>> BEGIN Entries provided
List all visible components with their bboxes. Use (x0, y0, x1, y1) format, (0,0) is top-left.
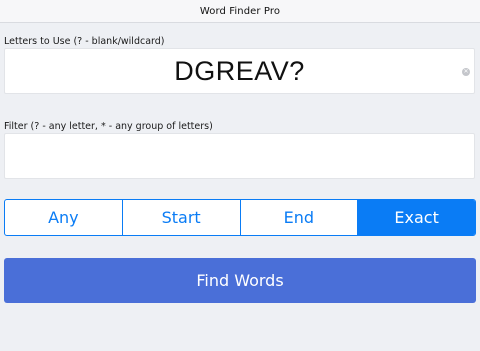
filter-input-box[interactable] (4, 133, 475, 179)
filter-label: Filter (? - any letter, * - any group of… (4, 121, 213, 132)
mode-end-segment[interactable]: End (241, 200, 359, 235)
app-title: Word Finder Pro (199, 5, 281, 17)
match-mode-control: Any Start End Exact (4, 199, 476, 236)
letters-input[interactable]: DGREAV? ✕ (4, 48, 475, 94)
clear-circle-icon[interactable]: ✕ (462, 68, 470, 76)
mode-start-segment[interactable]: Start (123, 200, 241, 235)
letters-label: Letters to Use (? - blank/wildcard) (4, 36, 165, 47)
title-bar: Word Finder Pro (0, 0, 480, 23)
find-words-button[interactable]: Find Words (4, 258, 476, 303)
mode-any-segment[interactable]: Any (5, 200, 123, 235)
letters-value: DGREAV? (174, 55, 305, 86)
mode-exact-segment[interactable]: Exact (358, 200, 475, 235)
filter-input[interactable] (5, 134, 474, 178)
>> END Entries provided
>> BEGIN Entries provided
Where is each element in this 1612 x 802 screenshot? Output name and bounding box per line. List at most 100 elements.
>> END Entries provided
>> BEGIN Entries provided
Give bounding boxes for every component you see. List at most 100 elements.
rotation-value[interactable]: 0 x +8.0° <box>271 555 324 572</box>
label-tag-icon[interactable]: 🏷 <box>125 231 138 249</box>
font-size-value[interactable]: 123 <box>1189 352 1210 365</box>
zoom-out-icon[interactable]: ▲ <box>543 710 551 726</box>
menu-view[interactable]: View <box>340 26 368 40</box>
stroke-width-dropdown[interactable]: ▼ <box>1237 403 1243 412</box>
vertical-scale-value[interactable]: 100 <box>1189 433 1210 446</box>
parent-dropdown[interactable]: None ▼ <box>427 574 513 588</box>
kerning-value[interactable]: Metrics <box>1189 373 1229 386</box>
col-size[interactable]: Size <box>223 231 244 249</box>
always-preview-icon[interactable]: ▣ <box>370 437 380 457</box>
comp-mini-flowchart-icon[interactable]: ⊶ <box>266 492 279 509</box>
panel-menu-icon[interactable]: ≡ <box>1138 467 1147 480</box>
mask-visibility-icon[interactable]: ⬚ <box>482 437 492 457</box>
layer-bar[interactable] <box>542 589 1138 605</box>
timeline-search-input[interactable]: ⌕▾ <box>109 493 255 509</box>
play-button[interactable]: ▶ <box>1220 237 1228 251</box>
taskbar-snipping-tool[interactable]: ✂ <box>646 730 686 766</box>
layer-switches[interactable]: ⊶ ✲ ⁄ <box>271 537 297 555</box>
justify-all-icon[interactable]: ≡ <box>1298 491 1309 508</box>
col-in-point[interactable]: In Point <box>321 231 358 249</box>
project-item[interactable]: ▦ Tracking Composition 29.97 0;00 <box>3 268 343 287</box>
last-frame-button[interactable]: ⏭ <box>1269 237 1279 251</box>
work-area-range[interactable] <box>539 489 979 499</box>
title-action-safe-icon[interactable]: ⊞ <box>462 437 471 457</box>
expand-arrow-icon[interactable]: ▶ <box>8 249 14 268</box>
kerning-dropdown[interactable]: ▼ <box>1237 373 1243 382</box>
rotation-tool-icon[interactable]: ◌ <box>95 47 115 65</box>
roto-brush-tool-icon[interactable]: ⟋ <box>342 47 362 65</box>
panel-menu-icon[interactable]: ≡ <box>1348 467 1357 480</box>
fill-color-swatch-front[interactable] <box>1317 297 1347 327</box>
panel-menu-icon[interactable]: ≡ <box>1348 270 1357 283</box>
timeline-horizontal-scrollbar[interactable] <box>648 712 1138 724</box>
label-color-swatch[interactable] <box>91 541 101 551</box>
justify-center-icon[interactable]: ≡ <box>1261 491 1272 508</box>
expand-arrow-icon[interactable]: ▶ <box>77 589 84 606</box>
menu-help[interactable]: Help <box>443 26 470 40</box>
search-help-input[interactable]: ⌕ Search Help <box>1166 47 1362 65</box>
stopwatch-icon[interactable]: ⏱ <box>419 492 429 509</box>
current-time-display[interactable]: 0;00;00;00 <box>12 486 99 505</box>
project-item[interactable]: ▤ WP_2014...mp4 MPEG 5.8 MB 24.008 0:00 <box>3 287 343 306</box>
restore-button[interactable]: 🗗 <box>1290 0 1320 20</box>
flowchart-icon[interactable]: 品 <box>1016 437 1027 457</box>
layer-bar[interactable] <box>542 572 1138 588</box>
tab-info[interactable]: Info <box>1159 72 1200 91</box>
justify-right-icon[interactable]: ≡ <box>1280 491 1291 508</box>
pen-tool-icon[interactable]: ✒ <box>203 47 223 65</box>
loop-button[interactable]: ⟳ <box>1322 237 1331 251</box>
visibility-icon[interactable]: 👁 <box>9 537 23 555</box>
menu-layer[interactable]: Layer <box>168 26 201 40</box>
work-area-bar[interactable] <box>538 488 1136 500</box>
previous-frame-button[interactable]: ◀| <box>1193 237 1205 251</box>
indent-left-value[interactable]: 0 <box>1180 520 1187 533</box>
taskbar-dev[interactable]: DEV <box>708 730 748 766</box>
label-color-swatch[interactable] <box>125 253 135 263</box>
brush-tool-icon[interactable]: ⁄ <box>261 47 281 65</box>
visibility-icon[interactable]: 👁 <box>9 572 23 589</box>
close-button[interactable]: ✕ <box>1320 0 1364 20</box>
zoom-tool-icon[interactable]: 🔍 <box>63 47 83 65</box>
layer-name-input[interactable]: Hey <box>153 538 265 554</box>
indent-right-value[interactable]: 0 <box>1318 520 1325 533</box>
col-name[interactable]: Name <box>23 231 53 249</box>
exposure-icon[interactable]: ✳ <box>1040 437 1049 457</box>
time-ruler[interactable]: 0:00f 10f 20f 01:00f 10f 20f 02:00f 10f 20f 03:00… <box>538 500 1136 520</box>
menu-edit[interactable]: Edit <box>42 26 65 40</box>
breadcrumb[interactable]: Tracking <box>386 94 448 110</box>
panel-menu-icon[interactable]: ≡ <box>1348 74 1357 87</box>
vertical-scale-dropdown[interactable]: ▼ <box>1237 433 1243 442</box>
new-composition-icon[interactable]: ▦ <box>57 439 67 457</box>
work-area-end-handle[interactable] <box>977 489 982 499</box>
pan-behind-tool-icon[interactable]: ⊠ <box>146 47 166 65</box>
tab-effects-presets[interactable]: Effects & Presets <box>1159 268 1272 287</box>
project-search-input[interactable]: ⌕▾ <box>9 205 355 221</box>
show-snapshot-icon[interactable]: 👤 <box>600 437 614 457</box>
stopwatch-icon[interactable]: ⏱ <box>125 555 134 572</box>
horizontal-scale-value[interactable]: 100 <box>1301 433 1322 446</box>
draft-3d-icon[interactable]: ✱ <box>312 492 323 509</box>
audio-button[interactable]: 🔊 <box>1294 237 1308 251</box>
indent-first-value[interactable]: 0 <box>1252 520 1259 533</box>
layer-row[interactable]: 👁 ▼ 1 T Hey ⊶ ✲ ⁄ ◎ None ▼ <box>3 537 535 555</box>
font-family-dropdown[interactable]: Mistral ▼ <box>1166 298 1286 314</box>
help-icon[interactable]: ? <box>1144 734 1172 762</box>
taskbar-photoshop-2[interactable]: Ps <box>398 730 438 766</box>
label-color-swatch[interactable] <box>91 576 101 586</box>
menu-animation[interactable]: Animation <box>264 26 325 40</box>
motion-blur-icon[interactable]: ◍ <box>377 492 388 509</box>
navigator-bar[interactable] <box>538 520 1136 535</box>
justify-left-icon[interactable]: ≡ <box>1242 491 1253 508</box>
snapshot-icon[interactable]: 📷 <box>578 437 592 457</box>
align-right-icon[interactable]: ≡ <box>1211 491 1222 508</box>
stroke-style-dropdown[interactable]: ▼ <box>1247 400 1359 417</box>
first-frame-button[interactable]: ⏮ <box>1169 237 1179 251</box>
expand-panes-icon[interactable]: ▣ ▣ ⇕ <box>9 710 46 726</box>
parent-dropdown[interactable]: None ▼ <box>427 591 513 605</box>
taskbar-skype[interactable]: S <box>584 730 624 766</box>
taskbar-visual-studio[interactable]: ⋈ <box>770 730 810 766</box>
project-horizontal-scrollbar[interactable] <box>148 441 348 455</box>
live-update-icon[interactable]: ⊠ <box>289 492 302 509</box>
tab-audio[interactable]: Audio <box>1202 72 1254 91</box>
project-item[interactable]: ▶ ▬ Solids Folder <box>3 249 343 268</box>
>> END Entries provided
Count the lines in the items that contain the string "List" and reply with only the number.

**Response**:
3